Begin Dataset content

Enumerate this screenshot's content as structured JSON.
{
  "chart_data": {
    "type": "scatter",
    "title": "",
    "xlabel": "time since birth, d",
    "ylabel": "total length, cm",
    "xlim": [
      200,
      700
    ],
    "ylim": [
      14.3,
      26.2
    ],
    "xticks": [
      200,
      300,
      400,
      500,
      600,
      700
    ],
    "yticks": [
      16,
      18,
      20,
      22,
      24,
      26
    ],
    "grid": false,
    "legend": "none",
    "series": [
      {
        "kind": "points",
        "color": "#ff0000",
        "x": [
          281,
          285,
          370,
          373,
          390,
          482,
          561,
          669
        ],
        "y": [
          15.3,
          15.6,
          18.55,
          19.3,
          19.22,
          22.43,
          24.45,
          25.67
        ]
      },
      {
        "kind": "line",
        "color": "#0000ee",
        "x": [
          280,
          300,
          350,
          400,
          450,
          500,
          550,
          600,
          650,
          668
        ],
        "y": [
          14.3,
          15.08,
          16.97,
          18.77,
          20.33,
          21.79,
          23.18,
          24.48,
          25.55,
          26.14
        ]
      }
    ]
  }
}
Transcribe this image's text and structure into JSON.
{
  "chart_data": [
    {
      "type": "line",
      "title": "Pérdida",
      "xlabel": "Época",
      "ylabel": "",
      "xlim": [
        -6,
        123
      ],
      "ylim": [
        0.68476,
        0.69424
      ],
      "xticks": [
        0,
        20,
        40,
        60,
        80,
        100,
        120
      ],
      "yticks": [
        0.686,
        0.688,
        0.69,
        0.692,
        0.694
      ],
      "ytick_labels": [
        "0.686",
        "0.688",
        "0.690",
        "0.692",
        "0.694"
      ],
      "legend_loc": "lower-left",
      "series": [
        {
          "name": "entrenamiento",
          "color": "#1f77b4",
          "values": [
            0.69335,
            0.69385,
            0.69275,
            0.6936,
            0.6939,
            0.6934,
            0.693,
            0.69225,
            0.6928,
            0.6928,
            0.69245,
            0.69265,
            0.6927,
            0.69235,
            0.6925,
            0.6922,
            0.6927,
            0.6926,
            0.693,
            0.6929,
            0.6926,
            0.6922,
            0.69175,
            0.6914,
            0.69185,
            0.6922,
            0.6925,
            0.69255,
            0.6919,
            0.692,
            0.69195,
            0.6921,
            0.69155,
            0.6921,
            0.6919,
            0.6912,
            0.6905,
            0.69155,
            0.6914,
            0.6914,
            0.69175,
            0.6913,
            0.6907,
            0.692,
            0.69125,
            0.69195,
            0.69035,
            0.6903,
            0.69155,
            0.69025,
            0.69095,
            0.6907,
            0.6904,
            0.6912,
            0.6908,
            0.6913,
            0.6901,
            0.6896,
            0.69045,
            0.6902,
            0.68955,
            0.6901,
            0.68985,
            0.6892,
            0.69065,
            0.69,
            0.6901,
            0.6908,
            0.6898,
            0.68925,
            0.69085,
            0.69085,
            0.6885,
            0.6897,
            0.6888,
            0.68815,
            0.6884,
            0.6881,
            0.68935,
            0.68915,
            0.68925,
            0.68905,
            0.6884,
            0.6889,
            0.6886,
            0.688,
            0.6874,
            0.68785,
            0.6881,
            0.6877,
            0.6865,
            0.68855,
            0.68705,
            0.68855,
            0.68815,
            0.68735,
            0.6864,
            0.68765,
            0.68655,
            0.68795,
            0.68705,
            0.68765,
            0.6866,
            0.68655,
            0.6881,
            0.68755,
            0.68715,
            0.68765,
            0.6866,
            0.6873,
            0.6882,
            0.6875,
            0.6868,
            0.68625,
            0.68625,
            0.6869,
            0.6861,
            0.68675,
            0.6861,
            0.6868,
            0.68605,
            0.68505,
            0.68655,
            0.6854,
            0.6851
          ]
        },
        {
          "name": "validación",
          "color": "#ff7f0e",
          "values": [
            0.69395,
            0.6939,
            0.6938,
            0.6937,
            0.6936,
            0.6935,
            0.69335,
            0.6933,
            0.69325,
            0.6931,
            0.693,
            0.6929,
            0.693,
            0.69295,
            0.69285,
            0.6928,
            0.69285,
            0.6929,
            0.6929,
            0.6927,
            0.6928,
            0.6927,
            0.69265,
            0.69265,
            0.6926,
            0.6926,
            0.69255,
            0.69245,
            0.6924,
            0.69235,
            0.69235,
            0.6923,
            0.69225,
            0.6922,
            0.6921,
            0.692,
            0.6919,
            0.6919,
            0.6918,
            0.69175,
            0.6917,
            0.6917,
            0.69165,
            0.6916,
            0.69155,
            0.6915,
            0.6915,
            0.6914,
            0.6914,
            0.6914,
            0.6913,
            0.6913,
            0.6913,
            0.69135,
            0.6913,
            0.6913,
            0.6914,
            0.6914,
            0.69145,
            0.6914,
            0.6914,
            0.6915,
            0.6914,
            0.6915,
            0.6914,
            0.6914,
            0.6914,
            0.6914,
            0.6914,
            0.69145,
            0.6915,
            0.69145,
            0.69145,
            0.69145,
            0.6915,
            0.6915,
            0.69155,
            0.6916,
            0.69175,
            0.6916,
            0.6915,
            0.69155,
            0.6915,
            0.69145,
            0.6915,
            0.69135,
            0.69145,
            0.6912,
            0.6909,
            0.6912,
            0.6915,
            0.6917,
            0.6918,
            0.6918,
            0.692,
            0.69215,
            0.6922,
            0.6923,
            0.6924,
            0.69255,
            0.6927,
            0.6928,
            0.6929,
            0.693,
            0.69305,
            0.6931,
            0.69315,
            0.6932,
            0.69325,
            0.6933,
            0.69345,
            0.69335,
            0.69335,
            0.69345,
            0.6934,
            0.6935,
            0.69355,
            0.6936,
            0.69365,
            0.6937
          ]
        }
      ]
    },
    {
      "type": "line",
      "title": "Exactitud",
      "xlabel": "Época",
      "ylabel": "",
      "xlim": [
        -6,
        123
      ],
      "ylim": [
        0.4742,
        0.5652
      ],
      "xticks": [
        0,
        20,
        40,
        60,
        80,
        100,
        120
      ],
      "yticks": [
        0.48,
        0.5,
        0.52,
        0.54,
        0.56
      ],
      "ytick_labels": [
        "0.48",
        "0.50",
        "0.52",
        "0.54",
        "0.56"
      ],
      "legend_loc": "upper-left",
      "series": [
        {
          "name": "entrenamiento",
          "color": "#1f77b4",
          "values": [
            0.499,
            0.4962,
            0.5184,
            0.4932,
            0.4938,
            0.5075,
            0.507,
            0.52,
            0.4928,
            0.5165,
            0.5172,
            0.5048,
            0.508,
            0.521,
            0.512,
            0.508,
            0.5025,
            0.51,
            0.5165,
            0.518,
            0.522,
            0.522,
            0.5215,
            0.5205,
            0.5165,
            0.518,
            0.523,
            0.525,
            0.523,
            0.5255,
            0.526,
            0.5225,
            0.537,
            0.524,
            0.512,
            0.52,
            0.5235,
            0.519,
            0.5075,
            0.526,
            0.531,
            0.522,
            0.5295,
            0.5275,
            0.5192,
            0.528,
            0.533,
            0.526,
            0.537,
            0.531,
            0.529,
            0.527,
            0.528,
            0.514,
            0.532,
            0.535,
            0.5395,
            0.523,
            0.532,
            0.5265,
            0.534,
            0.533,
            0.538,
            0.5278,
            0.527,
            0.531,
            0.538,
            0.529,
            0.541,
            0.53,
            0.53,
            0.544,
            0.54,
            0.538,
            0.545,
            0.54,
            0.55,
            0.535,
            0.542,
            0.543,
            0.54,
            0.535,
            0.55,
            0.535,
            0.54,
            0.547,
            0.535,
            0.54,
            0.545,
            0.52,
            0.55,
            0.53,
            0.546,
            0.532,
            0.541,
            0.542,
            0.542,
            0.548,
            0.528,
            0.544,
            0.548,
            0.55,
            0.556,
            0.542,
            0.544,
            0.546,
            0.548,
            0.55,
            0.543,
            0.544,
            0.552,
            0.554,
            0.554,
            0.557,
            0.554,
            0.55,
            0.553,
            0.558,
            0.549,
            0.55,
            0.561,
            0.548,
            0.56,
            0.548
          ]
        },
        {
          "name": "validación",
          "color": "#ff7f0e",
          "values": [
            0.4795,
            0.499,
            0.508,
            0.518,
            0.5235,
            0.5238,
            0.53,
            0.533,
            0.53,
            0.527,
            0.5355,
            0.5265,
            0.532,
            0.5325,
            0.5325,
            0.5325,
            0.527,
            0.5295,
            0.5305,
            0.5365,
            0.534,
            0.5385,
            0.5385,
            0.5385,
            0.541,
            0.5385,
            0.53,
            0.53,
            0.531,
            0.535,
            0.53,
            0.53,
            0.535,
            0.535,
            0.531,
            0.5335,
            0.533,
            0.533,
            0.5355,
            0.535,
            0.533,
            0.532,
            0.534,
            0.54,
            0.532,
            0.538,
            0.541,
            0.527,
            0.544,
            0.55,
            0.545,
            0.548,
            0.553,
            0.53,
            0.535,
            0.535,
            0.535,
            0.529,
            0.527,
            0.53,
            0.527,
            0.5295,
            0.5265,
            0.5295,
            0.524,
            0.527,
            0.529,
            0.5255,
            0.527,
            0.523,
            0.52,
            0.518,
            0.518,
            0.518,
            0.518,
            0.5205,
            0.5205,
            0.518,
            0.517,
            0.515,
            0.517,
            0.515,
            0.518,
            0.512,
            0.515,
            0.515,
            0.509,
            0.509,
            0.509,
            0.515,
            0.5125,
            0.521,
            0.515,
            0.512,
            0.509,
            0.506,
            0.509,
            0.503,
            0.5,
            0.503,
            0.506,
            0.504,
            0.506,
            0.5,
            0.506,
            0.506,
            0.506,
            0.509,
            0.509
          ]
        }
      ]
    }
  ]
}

End Dataset content

Give only the number of lines in the data that hold the string "JSON".

2